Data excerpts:
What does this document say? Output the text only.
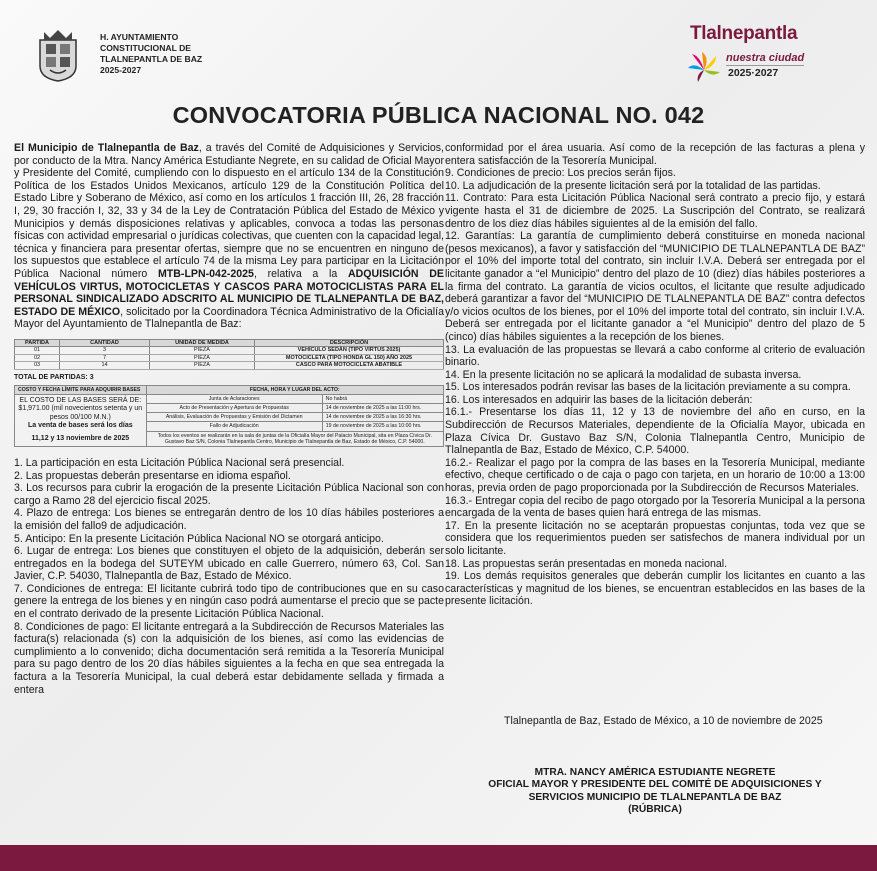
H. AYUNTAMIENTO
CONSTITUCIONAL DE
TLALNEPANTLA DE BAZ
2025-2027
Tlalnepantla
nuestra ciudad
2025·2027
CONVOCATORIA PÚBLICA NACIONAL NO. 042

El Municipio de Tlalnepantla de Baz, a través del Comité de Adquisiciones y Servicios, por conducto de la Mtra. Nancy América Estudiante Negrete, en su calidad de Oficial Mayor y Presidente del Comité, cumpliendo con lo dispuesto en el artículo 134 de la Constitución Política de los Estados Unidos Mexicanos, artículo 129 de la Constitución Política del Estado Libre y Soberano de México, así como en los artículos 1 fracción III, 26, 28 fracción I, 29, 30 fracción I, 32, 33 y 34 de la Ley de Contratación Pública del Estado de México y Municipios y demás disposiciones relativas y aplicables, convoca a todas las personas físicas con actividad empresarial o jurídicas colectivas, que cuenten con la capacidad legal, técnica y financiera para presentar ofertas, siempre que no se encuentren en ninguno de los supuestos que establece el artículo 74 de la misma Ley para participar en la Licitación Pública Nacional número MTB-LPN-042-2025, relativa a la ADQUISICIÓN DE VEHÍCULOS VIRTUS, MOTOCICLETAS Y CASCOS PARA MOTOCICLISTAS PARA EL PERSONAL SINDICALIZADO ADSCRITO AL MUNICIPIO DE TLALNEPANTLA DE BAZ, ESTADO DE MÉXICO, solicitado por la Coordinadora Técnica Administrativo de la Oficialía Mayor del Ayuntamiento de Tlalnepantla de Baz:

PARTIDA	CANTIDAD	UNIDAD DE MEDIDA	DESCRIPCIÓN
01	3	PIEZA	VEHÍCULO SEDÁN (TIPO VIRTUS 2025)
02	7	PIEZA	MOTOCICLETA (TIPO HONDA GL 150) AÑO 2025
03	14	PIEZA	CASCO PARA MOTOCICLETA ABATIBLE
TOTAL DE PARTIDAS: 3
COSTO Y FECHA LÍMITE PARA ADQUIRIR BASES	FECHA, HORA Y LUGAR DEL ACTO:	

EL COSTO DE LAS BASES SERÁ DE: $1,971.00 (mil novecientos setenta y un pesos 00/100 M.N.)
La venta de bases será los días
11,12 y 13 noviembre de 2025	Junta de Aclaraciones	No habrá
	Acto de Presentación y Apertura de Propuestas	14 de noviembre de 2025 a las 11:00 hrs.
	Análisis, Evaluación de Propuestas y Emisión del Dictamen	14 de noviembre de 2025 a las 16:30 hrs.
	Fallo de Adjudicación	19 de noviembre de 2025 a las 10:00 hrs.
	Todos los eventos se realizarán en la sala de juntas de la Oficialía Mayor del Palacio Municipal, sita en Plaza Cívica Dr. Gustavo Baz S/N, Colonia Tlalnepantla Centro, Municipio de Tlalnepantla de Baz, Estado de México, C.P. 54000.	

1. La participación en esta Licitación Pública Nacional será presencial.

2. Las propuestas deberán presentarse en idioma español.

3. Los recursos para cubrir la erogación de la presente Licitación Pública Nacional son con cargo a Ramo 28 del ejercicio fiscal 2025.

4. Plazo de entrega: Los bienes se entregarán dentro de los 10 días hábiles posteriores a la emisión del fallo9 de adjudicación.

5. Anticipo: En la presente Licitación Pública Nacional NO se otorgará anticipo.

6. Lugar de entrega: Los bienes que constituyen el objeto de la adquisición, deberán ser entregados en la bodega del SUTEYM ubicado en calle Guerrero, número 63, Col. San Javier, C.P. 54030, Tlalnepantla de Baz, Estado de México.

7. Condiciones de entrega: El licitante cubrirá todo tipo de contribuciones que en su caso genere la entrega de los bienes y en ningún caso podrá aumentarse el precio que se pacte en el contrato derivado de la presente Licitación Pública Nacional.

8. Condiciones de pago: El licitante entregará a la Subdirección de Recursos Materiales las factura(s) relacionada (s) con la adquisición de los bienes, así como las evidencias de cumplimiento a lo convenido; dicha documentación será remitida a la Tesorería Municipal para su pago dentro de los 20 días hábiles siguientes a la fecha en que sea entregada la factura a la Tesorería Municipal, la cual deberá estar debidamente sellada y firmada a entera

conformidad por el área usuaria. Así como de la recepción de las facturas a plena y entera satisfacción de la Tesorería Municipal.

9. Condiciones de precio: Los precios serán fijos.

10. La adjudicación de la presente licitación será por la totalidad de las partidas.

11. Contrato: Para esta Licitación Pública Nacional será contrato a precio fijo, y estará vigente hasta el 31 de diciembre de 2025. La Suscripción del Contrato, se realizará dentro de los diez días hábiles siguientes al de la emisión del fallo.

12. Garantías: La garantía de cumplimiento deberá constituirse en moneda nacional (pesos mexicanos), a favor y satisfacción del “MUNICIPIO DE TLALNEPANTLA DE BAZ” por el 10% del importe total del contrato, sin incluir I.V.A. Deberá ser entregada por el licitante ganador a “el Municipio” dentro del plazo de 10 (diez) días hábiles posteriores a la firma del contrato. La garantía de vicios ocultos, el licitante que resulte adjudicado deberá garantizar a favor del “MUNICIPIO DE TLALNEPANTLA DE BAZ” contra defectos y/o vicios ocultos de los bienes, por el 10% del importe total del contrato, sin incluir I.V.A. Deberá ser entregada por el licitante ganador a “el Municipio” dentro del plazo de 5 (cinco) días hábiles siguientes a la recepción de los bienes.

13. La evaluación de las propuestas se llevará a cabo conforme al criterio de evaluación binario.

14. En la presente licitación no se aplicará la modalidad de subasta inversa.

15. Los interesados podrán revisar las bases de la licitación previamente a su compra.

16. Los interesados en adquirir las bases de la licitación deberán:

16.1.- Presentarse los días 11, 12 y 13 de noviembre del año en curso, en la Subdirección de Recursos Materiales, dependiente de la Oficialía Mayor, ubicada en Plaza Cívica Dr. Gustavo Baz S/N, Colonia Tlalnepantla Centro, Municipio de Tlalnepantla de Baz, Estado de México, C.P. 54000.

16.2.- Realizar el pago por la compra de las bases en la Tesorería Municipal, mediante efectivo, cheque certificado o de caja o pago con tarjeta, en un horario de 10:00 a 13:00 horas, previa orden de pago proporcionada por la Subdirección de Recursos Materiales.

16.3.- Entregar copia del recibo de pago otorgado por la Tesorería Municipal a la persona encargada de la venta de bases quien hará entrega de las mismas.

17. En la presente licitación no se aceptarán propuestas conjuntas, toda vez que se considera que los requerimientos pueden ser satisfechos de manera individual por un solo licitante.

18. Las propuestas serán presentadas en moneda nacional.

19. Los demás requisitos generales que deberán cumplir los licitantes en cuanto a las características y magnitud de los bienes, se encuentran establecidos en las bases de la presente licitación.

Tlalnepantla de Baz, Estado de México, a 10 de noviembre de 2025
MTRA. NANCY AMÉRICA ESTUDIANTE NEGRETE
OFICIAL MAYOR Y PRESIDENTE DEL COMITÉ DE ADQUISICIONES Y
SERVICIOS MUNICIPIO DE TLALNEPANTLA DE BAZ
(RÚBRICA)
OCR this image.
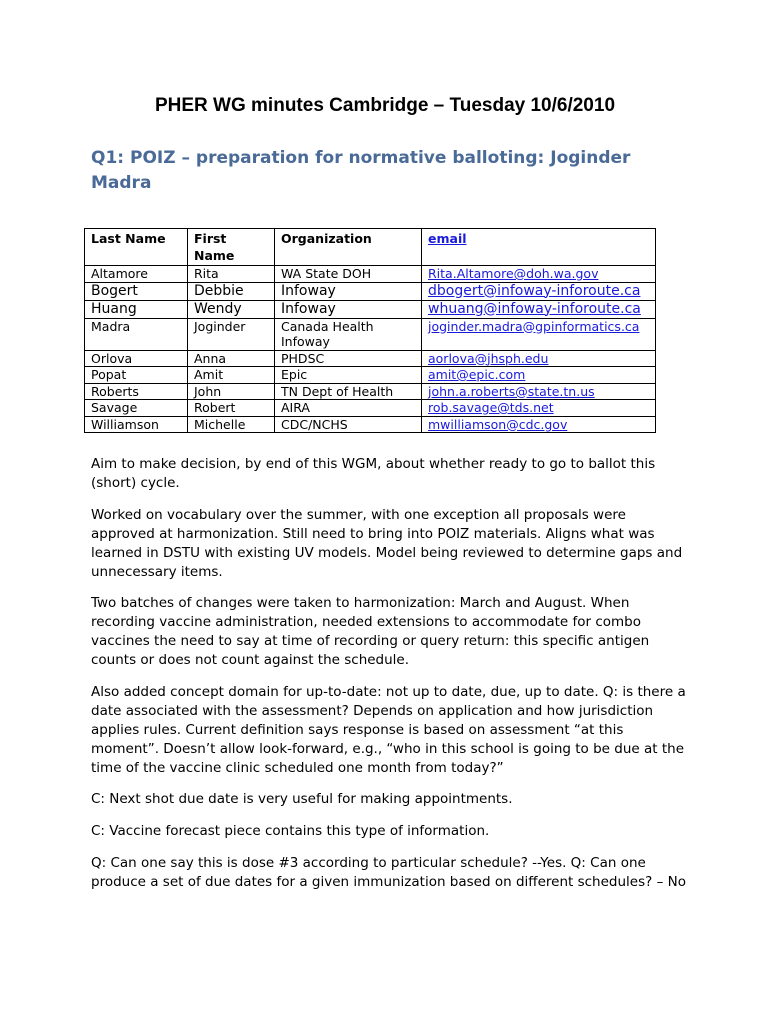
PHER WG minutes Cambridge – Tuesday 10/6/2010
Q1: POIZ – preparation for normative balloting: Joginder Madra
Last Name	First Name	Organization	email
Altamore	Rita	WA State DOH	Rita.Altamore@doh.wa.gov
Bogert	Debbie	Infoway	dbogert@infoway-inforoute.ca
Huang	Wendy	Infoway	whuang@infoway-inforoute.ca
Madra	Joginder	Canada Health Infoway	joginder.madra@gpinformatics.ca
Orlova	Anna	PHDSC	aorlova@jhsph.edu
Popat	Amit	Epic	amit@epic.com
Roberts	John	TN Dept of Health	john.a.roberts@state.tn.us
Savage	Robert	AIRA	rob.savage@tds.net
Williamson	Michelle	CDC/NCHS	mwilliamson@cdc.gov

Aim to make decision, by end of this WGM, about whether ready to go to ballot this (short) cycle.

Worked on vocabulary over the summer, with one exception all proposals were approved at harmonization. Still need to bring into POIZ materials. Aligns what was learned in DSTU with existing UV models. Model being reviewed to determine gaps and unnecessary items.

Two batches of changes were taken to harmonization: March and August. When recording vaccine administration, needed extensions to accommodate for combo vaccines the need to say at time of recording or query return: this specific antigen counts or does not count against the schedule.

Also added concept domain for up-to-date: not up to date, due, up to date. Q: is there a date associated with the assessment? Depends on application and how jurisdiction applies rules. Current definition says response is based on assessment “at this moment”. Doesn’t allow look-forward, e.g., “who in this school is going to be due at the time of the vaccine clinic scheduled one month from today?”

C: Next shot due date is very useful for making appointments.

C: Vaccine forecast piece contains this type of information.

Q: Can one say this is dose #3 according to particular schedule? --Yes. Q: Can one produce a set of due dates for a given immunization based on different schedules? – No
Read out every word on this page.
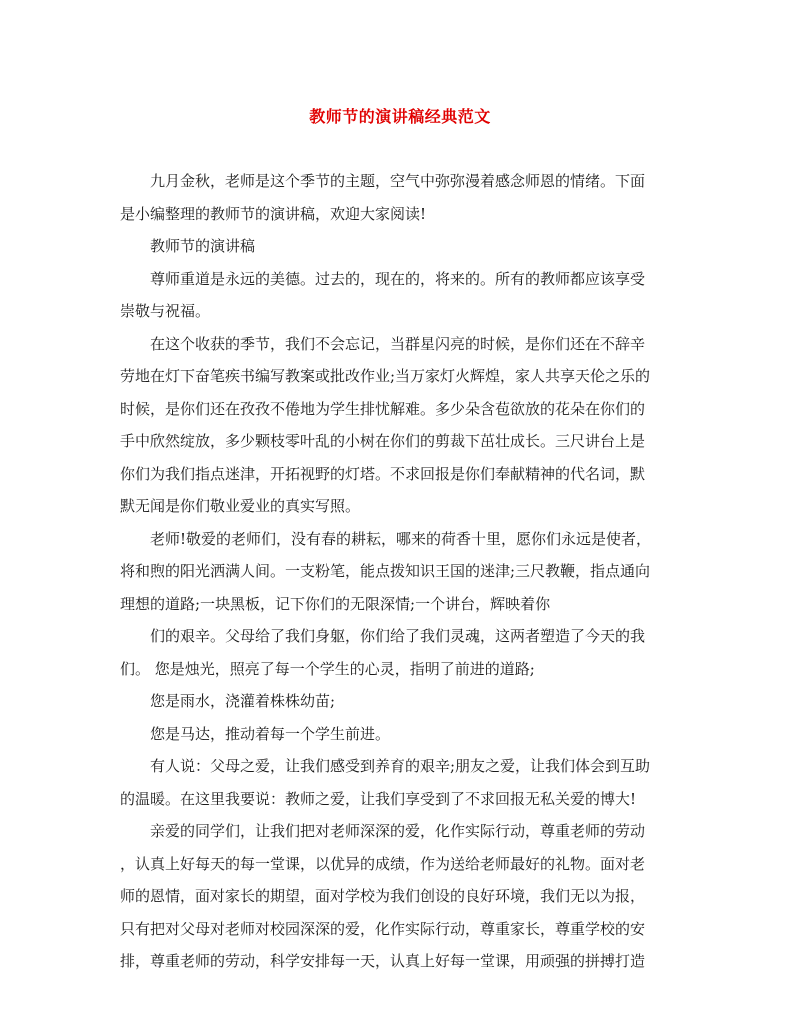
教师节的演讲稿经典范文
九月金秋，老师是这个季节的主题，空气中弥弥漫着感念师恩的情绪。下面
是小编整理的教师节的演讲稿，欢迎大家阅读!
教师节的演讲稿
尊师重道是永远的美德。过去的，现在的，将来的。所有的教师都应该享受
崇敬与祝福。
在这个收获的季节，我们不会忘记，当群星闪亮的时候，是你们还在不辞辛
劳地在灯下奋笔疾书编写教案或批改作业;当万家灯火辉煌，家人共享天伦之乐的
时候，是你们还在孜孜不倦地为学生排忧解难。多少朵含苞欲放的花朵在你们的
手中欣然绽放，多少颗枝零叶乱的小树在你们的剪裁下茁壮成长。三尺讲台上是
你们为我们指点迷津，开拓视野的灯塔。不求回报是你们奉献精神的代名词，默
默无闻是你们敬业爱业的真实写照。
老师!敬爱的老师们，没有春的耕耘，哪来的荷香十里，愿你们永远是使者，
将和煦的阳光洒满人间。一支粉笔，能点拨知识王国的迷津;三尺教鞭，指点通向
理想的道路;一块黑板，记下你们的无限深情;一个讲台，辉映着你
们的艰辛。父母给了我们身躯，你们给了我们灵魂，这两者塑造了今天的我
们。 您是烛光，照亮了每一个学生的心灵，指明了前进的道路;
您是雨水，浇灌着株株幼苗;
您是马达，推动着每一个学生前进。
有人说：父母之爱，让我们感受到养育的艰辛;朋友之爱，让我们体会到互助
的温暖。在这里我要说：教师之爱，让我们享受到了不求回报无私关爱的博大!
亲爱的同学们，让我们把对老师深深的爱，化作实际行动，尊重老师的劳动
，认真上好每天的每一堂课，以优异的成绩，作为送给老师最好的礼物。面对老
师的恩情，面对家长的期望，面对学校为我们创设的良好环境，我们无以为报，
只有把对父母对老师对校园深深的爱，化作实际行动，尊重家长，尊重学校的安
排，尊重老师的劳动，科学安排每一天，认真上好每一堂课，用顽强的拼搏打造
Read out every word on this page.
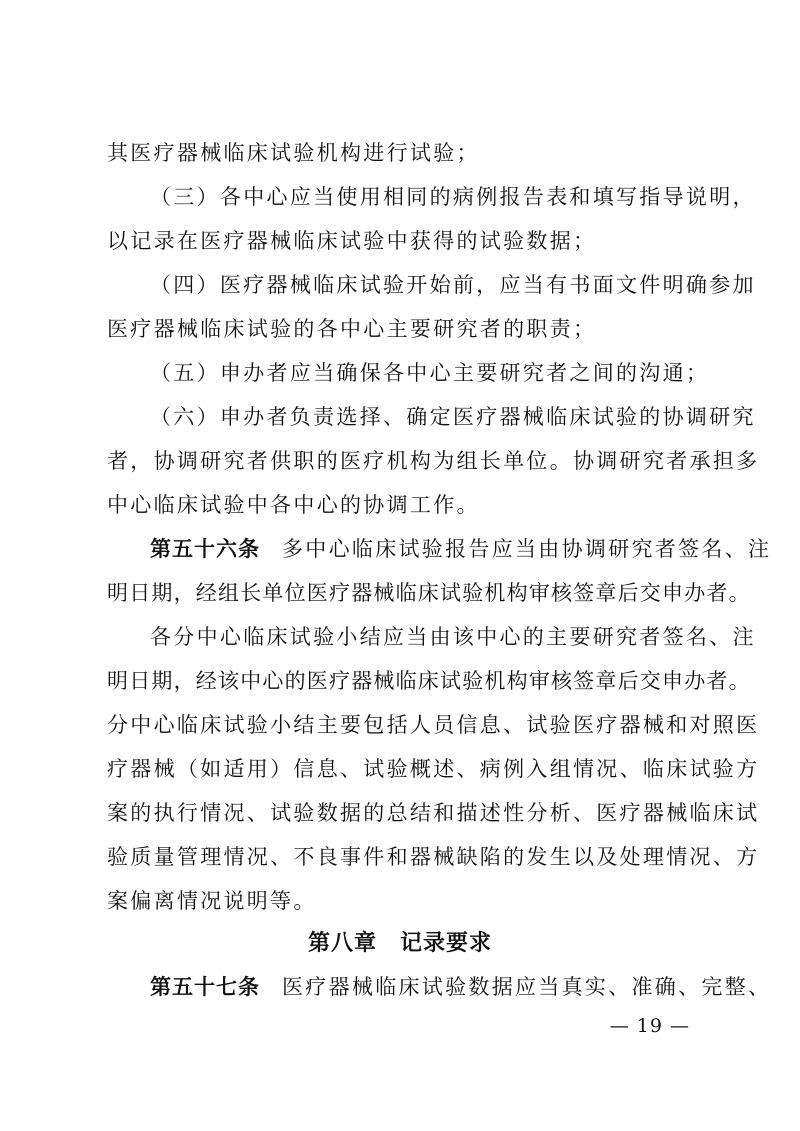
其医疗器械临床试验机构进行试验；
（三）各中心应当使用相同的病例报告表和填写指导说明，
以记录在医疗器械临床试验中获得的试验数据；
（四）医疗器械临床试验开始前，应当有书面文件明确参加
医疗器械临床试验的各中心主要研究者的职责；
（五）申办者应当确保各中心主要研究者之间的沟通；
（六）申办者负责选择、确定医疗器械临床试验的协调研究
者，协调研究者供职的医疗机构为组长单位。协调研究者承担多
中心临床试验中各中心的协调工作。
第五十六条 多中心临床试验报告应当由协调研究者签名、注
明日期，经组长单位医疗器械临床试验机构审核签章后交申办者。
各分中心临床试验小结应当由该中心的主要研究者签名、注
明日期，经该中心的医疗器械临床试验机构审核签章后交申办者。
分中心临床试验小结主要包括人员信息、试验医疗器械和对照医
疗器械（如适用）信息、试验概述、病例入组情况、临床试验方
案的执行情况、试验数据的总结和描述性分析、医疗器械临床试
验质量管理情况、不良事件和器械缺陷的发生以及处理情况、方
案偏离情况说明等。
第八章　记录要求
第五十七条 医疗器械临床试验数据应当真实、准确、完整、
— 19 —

• TASK REQUIREMENTS: Find each line holding the word "Infoway" and copy it.

• TASK RESPONSE:
Bogert	Debbie	Infoway	dbogert@infoway-inforoute.ca
Huang	Wendy	Infoway	whuang@infoway-inforoute.ca
Madra	Joginder	Canada Health Infoway	joginder.madra@gpinformatics.ca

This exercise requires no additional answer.